Crystallization and preliminary crystallographic analysis of cysteine synthase from Entamoeba histolytica

Entamoeba histolytica , the causative agent of human amoebiasis, is essentially anaerobic, requiring a small amount of oxygen for growth. It cannot tolerate the higher concentration of oxygen present in human tissues or blood. However, during tissue invasion it is exposed to a higher level of oxygen, leading to oxygen stress. Cysteine, which is a vital thiol in E. histolytica , plays an essential role in its oxygen‐defence mechanisms. The major route of cysteine biosynthesis in this parasite is the condensation of O ‐acetylserine with sulfide by the de novo cysteine‐biosynthetic pathway, which involves cysteine synthase (EhCS) as a key enzyme. In this study, EhCS was cloned, expressed in Escherichia coli and purified by affinity and size‐exclusion chromatography. The purified protein was crystallized in space group P 4 1 with two molecules per asymmetric unit and a complete data set was collected to a resolution of 1.86 Å. A molecular‐replacement solution was obtained using the Salmonella typhimurium O ‐acetylserine sulfhydrylase structure as a probe and had a correlation coefficient of 37.7% and an R factor of 48.8%.

□ □ □ □ □ □ □

== Problem description ==
Reproduce the abstract on Entamoeba histolytica cysteine synthase in full, word for word, including its title.

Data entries
□ □ □ □ □ □ □

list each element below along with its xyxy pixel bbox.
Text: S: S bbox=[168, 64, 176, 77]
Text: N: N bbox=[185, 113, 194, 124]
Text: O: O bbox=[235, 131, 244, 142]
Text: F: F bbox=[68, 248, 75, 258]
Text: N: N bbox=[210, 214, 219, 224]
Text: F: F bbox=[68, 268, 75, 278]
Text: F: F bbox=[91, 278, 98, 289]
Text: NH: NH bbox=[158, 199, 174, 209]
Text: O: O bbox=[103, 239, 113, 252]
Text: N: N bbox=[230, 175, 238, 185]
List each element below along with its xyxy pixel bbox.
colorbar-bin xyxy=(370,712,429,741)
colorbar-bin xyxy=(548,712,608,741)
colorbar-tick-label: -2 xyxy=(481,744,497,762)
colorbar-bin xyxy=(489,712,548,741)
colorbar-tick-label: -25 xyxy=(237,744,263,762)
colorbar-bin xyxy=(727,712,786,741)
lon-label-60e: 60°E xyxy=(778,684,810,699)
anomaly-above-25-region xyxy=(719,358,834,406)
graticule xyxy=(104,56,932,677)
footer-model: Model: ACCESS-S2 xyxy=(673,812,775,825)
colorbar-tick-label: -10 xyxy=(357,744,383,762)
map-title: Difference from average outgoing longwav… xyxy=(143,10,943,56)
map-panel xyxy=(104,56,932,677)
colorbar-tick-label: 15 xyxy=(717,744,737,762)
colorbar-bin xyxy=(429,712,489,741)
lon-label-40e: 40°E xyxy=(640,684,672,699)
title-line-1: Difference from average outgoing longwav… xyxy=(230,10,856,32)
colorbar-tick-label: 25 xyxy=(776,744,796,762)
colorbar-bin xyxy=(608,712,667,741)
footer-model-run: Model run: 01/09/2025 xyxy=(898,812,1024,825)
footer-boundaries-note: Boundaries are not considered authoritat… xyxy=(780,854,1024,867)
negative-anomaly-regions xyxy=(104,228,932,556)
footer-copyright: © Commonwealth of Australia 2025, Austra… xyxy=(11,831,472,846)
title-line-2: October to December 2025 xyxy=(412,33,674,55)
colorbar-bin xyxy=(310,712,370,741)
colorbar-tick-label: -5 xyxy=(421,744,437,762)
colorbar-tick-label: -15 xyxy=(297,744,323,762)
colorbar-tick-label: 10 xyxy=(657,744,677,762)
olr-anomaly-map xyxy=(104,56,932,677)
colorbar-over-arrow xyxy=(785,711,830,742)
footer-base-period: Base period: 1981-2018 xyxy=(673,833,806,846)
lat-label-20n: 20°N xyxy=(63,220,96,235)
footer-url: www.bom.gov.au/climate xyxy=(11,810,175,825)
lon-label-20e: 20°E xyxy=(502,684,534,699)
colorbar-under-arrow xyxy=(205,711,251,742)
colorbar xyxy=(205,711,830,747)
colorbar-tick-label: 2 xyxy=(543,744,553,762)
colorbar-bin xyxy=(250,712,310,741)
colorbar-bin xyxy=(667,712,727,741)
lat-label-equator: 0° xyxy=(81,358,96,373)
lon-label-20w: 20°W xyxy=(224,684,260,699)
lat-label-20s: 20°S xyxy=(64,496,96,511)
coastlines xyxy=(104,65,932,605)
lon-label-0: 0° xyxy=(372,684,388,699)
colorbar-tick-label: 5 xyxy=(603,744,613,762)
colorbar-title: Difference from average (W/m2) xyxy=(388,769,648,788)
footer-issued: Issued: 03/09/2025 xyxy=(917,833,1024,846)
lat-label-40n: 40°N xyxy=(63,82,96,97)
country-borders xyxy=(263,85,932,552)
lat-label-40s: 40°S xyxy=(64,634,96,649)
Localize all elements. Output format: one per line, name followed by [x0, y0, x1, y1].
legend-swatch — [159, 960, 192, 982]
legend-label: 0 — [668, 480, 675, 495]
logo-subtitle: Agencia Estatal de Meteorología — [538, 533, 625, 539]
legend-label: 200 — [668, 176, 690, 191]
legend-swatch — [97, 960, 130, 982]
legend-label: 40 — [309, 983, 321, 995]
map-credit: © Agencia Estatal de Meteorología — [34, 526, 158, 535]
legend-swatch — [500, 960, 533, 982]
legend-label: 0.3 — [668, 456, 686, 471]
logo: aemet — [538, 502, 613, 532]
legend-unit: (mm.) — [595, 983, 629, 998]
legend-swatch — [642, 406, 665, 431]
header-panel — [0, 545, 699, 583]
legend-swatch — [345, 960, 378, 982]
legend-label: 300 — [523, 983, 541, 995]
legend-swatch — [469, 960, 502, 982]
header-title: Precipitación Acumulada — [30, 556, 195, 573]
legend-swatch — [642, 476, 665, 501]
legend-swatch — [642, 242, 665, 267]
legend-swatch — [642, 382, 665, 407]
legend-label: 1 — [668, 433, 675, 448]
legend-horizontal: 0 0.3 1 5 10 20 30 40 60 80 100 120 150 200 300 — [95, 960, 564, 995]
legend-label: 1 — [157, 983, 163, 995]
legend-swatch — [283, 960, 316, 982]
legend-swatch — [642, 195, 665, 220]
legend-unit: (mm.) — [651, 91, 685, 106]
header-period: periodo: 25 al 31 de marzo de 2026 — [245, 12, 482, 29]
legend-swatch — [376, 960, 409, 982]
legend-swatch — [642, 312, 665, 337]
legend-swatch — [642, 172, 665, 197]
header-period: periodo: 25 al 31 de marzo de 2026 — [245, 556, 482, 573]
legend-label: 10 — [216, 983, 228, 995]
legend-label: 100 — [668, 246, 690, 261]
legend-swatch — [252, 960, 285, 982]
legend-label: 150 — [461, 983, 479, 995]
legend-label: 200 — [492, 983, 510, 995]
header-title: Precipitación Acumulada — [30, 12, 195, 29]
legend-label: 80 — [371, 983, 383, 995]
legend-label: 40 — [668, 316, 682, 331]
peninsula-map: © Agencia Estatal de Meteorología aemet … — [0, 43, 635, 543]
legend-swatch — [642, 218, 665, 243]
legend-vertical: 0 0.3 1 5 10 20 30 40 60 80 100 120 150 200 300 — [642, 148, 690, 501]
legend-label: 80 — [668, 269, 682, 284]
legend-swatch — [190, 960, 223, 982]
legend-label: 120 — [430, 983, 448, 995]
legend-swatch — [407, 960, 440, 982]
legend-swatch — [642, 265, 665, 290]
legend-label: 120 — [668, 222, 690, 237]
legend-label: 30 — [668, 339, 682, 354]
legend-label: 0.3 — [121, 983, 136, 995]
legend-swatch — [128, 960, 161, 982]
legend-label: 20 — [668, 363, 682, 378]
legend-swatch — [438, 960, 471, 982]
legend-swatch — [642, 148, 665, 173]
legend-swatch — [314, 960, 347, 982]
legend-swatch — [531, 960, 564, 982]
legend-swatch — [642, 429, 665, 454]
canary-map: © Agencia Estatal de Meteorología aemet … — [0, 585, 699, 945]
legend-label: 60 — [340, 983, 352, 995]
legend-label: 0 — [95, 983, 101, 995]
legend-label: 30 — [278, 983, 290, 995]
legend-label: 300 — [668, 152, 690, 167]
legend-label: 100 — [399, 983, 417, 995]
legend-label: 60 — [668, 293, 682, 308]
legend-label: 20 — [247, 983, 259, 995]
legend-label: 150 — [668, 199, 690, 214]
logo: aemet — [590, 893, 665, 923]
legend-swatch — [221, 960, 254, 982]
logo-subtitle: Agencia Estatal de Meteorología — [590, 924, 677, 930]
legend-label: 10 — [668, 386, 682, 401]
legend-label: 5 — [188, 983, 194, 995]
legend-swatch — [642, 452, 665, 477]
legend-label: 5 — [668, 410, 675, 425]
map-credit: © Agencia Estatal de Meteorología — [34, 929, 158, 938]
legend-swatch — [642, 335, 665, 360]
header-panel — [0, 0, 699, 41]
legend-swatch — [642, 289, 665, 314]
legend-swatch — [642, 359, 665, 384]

□ □ □ □ □ □ □

== Exercise result ==
Crystallization and preliminary crystallographic analysis of cysteine synthase from Entamoeba histolytica

Entamoeba histolytica , the causative agent of human amoebiasis, is essentially anaerobic, requiring a small amount of oxygen for growth. It cannot tolerate the higher concentration of oxygen present in human tissues or blood. However, during tissue invasion it is exposed to a higher level of oxygen, leading to oxygen stress. Cysteine, which is a vital thiol in E. histolytica , plays an essential role in its oxygen‐defence mechanisms. The major route of cysteine biosynthesis in this parasite is the condensation of O ‐acetylserine with sulfide by the de novo cysteine‐biosynthetic pathway, which involves cysteine synthase (EhCS) as a key enzyme. In this study, EhCS was cloned, expressed in Escherichia coli and purified by affinity and size‐exclusion chromatography. The purified protein was crystallized in space group P 4 1 with two molecules per asymmetric unit and a complete data set was collected to a resolution of 1.86 Å. A molecular‐replacement solution was obtained using the Salmonella typhimurium O ‐acetylserine sulfhydrylase structure as a probe and had a correlation coefficient of 37.7% and an R factor of 48.8%.